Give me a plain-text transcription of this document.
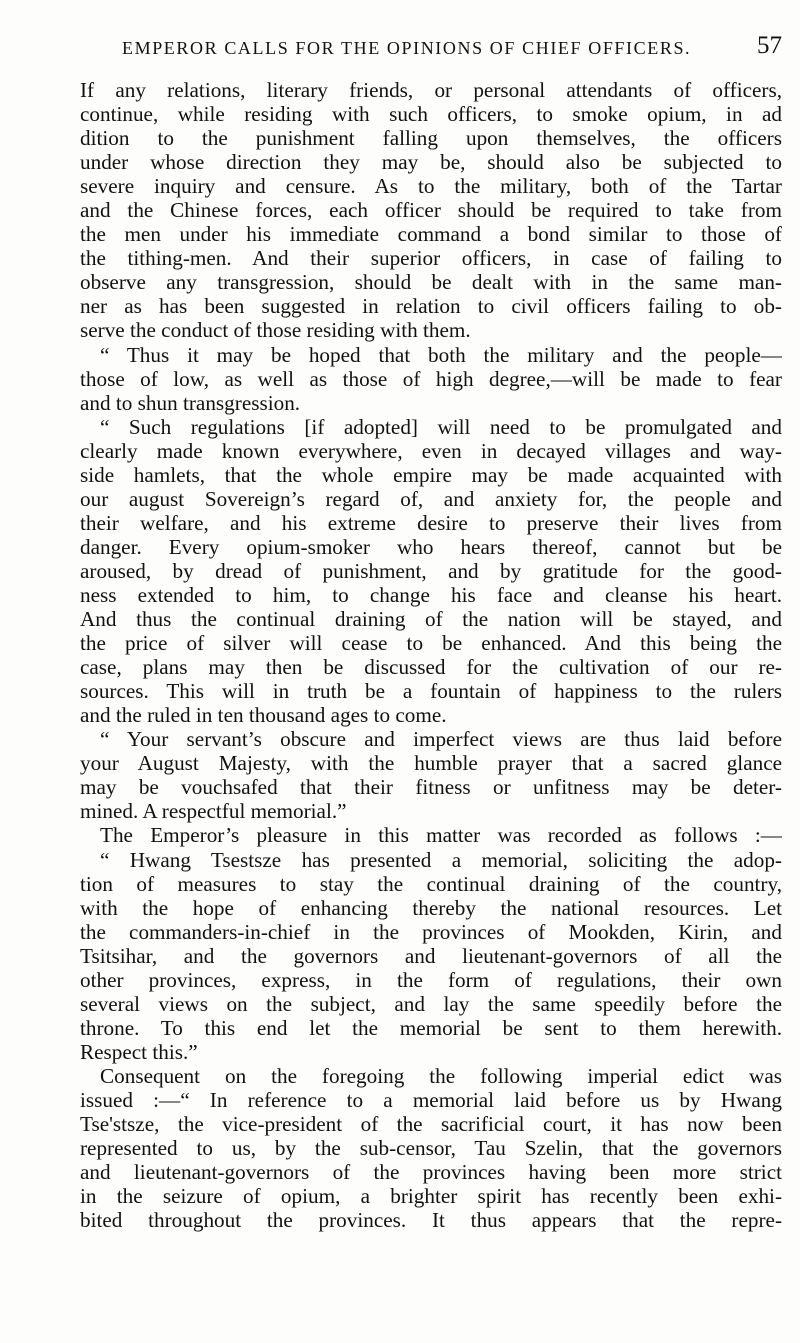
EMPEROR CALLS FOR THE OPINIONS OF CHIEF OFFICERS.	57
If any relations, literary friends, or personal attendants of officers,
continue, while residing with such officers, to smoke opium, in ad
dition to the punishment falling upon themselves, the officers
under whose direction they may be, should also be subjected to
severe inquiry and censure. As to the military, both of the Tartar
and the Chinese forces, each officer should be required to take from
the men under his immediate command a bond similar to those of
the tithing-men. And their superior officers, in case of failing to
observe any transgression, should be dealt with in the same man-
ner as has been suggested in relation to civil officers failing to ob-
serve the conduct of those residing with them.
“ Thus it may be hoped that both the military and the people—
those of low, as well as those of high degree,—will be made to fear
and to shun transgression.
“ Such regulations [if adopted] will need to be promulgated and
clearly made known everywhere, even in decayed villages and way-
side hamlets, that the whole empire may be made acquainted with
our august Sovereign’s regard of, and anxiety for, the people and
their welfare, and his extreme desire to preserve their lives from
danger. Every opium-smoker who hears thereof, cannot but be
aroused, by dread of punishment, and by gratitude for the good-
ness extended to him, to change his face and cleanse his heart.
And thus the continual draining of the nation will be stayed, and
the price of silver will cease to be enhanced. And this being the
case, plans may then be discussed for the cultivation of our re-
sources. This will in truth be a fountain of happiness to the rulers
and the ruled in ten thousand ages to come.
“ Your servant’s obscure and imperfect views are thus laid before
your August Majesty, with the humble prayer that a sacred glance
may be vouchsafed that their fitness or unfitness may be deter-
mined. A respectful memorial.”
The Emperor’s pleasure in this matter was recorded as follows :—
“ Hwang Tsestsze has presented a memorial, soliciting the adop-
tion of measures to stay the continual draining of the country,
with the hope of enhancing thereby the national resources. Let
the commanders-in-chief in the provinces of Mookden, Kirin, and
Tsitsihar, and the governors and lieutenant-governors of all the
other provinces, express, in the form of regulations, their own
several views on the subject, and lay the same speedily before the
throne. To this end let the memorial be sent to them herewith.
Respect this.”
Consequent on the foregoing the following imperial edict was
issued :—“ In reference to a memorial laid before us by Hwang
Tse'stsze, the vice-president of the sacrificial court, it has now been
represented to us, by the sub-censor, Tau Szelin, that the governors
and lieutenant-governors of the provinces having been more strict
in the seizure of opium, a brighter spirit has recently been exhi-
bited throughout the provinces. It thus appears that the repre-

What the exercise asks :: Make an exact copy of every entry above, minus the images.

Result of this exercise ::
Give me a plain-text transcription of this document.
EMPEROR CALLS FOR THE OPINIONS OF CHIEF OFFICERS.	57
If any relations, literary friends, or personal attendants of officers,
continue, while residing with such officers, to smoke opium, in ad
dition to the punishment falling upon themselves, the officers
under whose direction they may be, should also be subjected to
severe inquiry and censure. As to the military, both of the Tartar
and the Chinese forces, each officer should be required to take from
the men under his immediate command a bond similar to those of
the tithing-men. And their superior officers, in case of failing to
observe any transgression, should be dealt with in the same man-
ner as has been suggested in relation to civil officers failing to ob-
serve the conduct of those residing with them.
“ Thus it may be hoped that both the military and the people—
those of low, as well as those of high degree,—will be made to fear
and to shun transgression.
“ Such regulations [if adopted] will need to be promulgated and
clearly made known everywhere, even in decayed villages and way-
side hamlets, that the whole empire may be made acquainted with
our august Sovereign’s regard of, and anxiety for, the people and
their welfare, and his extreme desire to preserve their lives from
danger. Every opium-smoker who hears thereof, cannot but be
aroused, by dread of punishment, and by gratitude for the good-
ness extended to him, to change his face and cleanse his heart.
And thus the continual draining of the nation will be stayed, and
the price of silver will cease to be enhanced. And this being the
case, plans may then be discussed for the cultivation of our re-
sources. This will in truth be a fountain of happiness to the rulers
and the ruled in ten thousand ages to come.
“ Your servant’s obscure and imperfect views are thus laid before
your August Majesty, with the humble prayer that a sacred glance
may be vouchsafed that their fitness or unfitness may be deter-
mined. A respectful memorial.”
The Emperor’s pleasure in this matter was recorded as follows :—
“ Hwang Tsestsze has presented a memorial, soliciting the adop-
tion of measures to stay the continual draining of the country,
with the hope of enhancing thereby the national resources. Let
the commanders-in-chief in the provinces of Mookden, Kirin, and
Tsitsihar, and the governors and lieutenant-governors of all the
other provinces, express, in the form of regulations, their own
several views on the subject, and lay the same speedily before the
throne. To this end let the memorial be sent to them herewith.
Respect this.”
Consequent on the foregoing the following imperial edict was
issued :—“ In reference to a memorial laid before us by Hwang
Tse'stsze, the vice-president of the sacrificial court, it has now been
represented to us, by the sub-censor, Tau Szelin, that the governors
and lieutenant-governors of the provinces having been more strict
in the seizure of opium, a brighter spirit has recently been exhi-
bited throughout the provinces. It thus appears that the repre-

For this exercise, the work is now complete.